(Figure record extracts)
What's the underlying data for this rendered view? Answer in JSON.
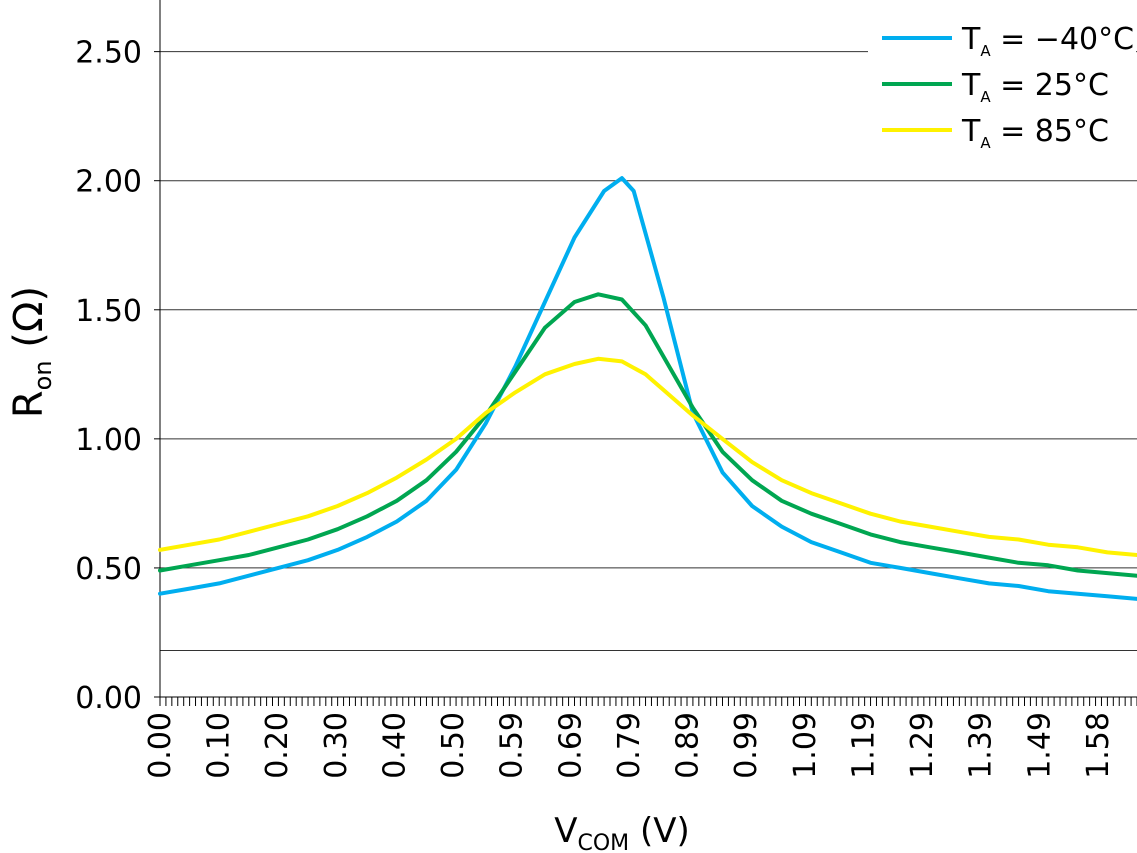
{
  "chart_data": {
    "type": "line",
    "title": "",
    "xlabel": {
      "main": "V",
      "sub": "COM",
      "unit": " (V)"
    },
    "ylabel": {
      "main": "R",
      "sub": "on",
      "unit": " (Ω)"
    },
    "xlim": [
      0,
      1.65
    ],
    "ylim": [
      0,
      2.7
    ],
    "x_tick_labels": [
      "0.00",
      "0.10",
      "0.20",
      "0.30",
      "0.40",
      "0.50",
      "0.59",
      "0.69",
      "0.79",
      "0.89",
      "0.99",
      "1.09",
      "1.19",
      "1.29",
      "1.39",
      "1.49",
      "1.58"
    ],
    "x_tick_values": [
      0.0,
      0.099,
      0.198,
      0.297,
      0.396,
      0.495,
      0.594,
      0.693,
      0.792,
      0.891,
      0.99,
      1.089,
      1.188,
      1.287,
      1.386,
      1.485,
      1.584
    ],
    "y_tick_labels": [
      "0.00",
      "0.50",
      "1.00",
      "1.50",
      "2.00",
      "2.50"
    ],
    "y_tick_values": [
      0,
      0.5,
      1.0,
      1.5,
      2.0,
      2.5
    ],
    "gridlines": [
      0.18,
      0.5,
      1.0,
      1.5,
      2.0,
      2.5
    ],
    "legend_position": "top-right",
    "series": [
      {
        "name": "T_A = −40°C",
        "legend": {
          "pre": "T",
          "sub": "A",
          "post": " = −40°C"
        },
        "color": "#00AEEF",
        "x": [
          0.0,
          0.05,
          0.1,
          0.15,
          0.2,
          0.25,
          0.3,
          0.35,
          0.4,
          0.45,
          0.5,
          0.55,
          0.6,
          0.65,
          0.7,
          0.75,
          0.78,
          0.8,
          0.85,
          0.9,
          0.95,
          1.0,
          1.05,
          1.1,
          1.15,
          1.2,
          1.25,
          1.3,
          1.35,
          1.4,
          1.45,
          1.5,
          1.55,
          1.6,
          1.65
        ],
        "y": [
          0.4,
          0.42,
          0.44,
          0.47,
          0.5,
          0.53,
          0.57,
          0.62,
          0.68,
          0.76,
          0.88,
          1.06,
          1.28,
          1.53,
          1.78,
          1.96,
          2.01,
          1.96,
          1.55,
          1.1,
          0.87,
          0.74,
          0.66,
          0.6,
          0.56,
          0.52,
          0.5,
          0.48,
          0.46,
          0.44,
          0.43,
          0.41,
          0.4,
          0.39,
          0.38
        ]
      },
      {
        "name": "T_A = 25°C",
        "legend": {
          "pre": "T",
          "sub": "A",
          "post": " = 25°C"
        },
        "color": "#00A651",
        "x": [
          0.0,
          0.05,
          0.1,
          0.15,
          0.2,
          0.25,
          0.3,
          0.35,
          0.4,
          0.45,
          0.5,
          0.55,
          0.6,
          0.65,
          0.7,
          0.74,
          0.78,
          0.82,
          0.85,
          0.9,
          0.95,
          1.0,
          1.05,
          1.1,
          1.15,
          1.2,
          1.25,
          1.3,
          1.35,
          1.4,
          1.45,
          1.5,
          1.55,
          1.6,
          1.65
        ],
        "y": [
          0.49,
          0.51,
          0.53,
          0.55,
          0.58,
          0.61,
          0.65,
          0.7,
          0.76,
          0.84,
          0.95,
          1.09,
          1.26,
          1.43,
          1.53,
          1.56,
          1.54,
          1.44,
          1.32,
          1.12,
          0.95,
          0.84,
          0.76,
          0.71,
          0.67,
          0.63,
          0.6,
          0.58,
          0.56,
          0.54,
          0.52,
          0.51,
          0.49,
          0.48,
          0.47
        ]
      },
      {
        "name": "T_A = 85°C",
        "legend": {
          "pre": "T",
          "sub": "A",
          "post": " = 85°C"
        },
        "color": "#FFF200",
        "x": [
          0.0,
          0.05,
          0.1,
          0.15,
          0.2,
          0.25,
          0.3,
          0.35,
          0.4,
          0.45,
          0.5,
          0.55,
          0.6,
          0.65,
          0.7,
          0.74,
          0.78,
          0.82,
          0.85,
          0.9,
          0.95,
          1.0,
          1.05,
          1.1,
          1.15,
          1.2,
          1.25,
          1.3,
          1.35,
          1.4,
          1.45,
          1.5,
          1.55,
          1.6,
          1.65
        ],
        "y": [
          0.57,
          0.59,
          0.61,
          0.64,
          0.67,
          0.7,
          0.74,
          0.79,
          0.85,
          0.92,
          1.0,
          1.1,
          1.18,
          1.25,
          1.29,
          1.31,
          1.3,
          1.25,
          1.19,
          1.09,
          1.0,
          0.91,
          0.84,
          0.79,
          0.75,
          0.71,
          0.68,
          0.66,
          0.64,
          0.62,
          0.61,
          0.59,
          0.58,
          0.56,
          0.55
        ]
      }
    ]
  }
}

--- Aim ---
In the copy, include no pictures; restate the listing above exactly.

--- Full output ---
What's the underlying data for this rendered view? Answer in JSON.
{
  "chart_data": {
    "type": "line",
    "title": "",
    "xlabel": {
      "main": "V",
      "sub": "COM",
      "unit": " (V)"
    },
    "ylabel": {
      "main": "R",
      "sub": "on",
      "unit": " (Ω)"
    },
    "xlim": [
      0,
      1.65
    ],
    "ylim": [
      0,
      2.7
    ],
    "x_tick_labels": [
      "0.00",
      "0.10",
      "0.20",
      "0.30",
      "0.40",
      "0.50",
      "0.59",
      "0.69",
      "0.79",
      "0.89",
      "0.99",
      "1.09",
      "1.19",
      "1.29",
      "1.39",
      "1.49",
      "1.58"
    ],
    "x_tick_values": [
      0.0,
      0.099,
      0.198,
      0.297,
      0.396,
      0.495,
      0.594,
      0.693,
      0.792,
      0.891,
      0.99,
      1.089,
      1.188,
      1.287,
      1.386,
      1.485,
      1.584
    ],
    "y_tick_labels": [
      "0.00",
      "0.50",
      "1.00",
      "1.50",
      "2.00",
      "2.50"
    ],
    "y_tick_values": [
      0,
      0.5,
      1.0,
      1.5,
      2.0,
      2.5
    ],
    "gridlines": [
      0.18,
      0.5,
      1.0,
      1.5,
      2.0,
      2.5
    ],
    "legend_position": "top-right",
    "series": [
      {
        "name": "T_A = −40°C",
        "legend": {
          "pre": "T",
          "sub": "A",
          "post": " = −40°C"
        },
        "color": "#00AEEF",
        "x": [
          0.0,
          0.05,
          0.1,
          0.15,
          0.2,
          0.25,
          0.3,
          0.35,
          0.4,
          0.45,
          0.5,
          0.55,
          0.6,
          0.65,
          0.7,
          0.75,
          0.78,
          0.8,
          0.85,
          0.9,
          0.95,
          1.0,
          1.05,
          1.1,
          1.15,
          1.2,
          1.25,
          1.3,
          1.35,
          1.4,
          1.45,
          1.5,
          1.55,
          1.6,
          1.65
        ],
        "y": [
          0.4,
          0.42,
          0.44,
          0.47,
          0.5,
          0.53,
          0.57,
          0.62,
          0.68,
          0.76,
          0.88,
          1.06,
          1.28,
          1.53,
          1.78,
          1.96,
          2.01,
          1.96,
          1.55,
          1.1,
          0.87,
          0.74,
          0.66,
          0.6,
          0.56,
          0.52,
          0.5,
          0.48,
          0.46,
          0.44,
          0.43,
          0.41,
          0.4,
          0.39,
          0.38
        ]
      },
      {
        "name": "T_A = 25°C",
        "legend": {
          "pre": "T",
          "sub": "A",
          "post": " = 25°C"
        },
        "color": "#00A651",
        "x": [
          0.0,
          0.05,
          0.1,
          0.15,
          0.2,
          0.25,
          0.3,
          0.35,
          0.4,
          0.45,
          0.5,
          0.55,
          0.6,
          0.65,
          0.7,
          0.74,
          0.78,
          0.82,
          0.85,
          0.9,
          0.95,
          1.0,
          1.05,
          1.1,
          1.15,
          1.2,
          1.25,
          1.3,
          1.35,
          1.4,
          1.45,
          1.5,
          1.55,
          1.6,
          1.65
        ],
        "y": [
          0.49,
          0.51,
          0.53,
          0.55,
          0.58,
          0.61,
          0.65,
          0.7,
          0.76,
          0.84,
          0.95,
          1.09,
          1.26,
          1.43,
          1.53,
          1.56,
          1.54,
          1.44,
          1.32,
          1.12,
          0.95,
          0.84,
          0.76,
          0.71,
          0.67,
          0.63,
          0.6,
          0.58,
          0.56,
          0.54,
          0.52,
          0.51,
          0.49,
          0.48,
          0.47
        ]
      },
      {
        "name": "T_A = 85°C",
        "legend": {
          "pre": "T",
          "sub": "A",
          "post": " = 85°C"
        },
        "color": "#FFF200",
        "x": [
          0.0,
          0.05,
          0.1,
          0.15,
          0.2,
          0.25,
          0.3,
          0.35,
          0.4,
          0.45,
          0.5,
          0.55,
          0.6,
          0.65,
          0.7,
          0.74,
          0.78,
          0.82,
          0.85,
          0.9,
          0.95,
          1.0,
          1.05,
          1.1,
          1.15,
          1.2,
          1.25,
          1.3,
          1.35,
          1.4,
          1.45,
          1.5,
          1.55,
          1.6,
          1.65
        ],
        "y": [
          0.57,
          0.59,
          0.61,
          0.64,
          0.67,
          0.7,
          0.74,
          0.79,
          0.85,
          0.92,
          1.0,
          1.1,
          1.18,
          1.25,
          1.29,
          1.31,
          1.3,
          1.25,
          1.19,
          1.09,
          1.0,
          0.91,
          0.84,
          0.79,
          0.75,
          0.71,
          0.68,
          0.66,
          0.64,
          0.62,
          0.61,
          0.59,
          0.58,
          0.56,
          0.55
        ]
      }
    ]
  }
}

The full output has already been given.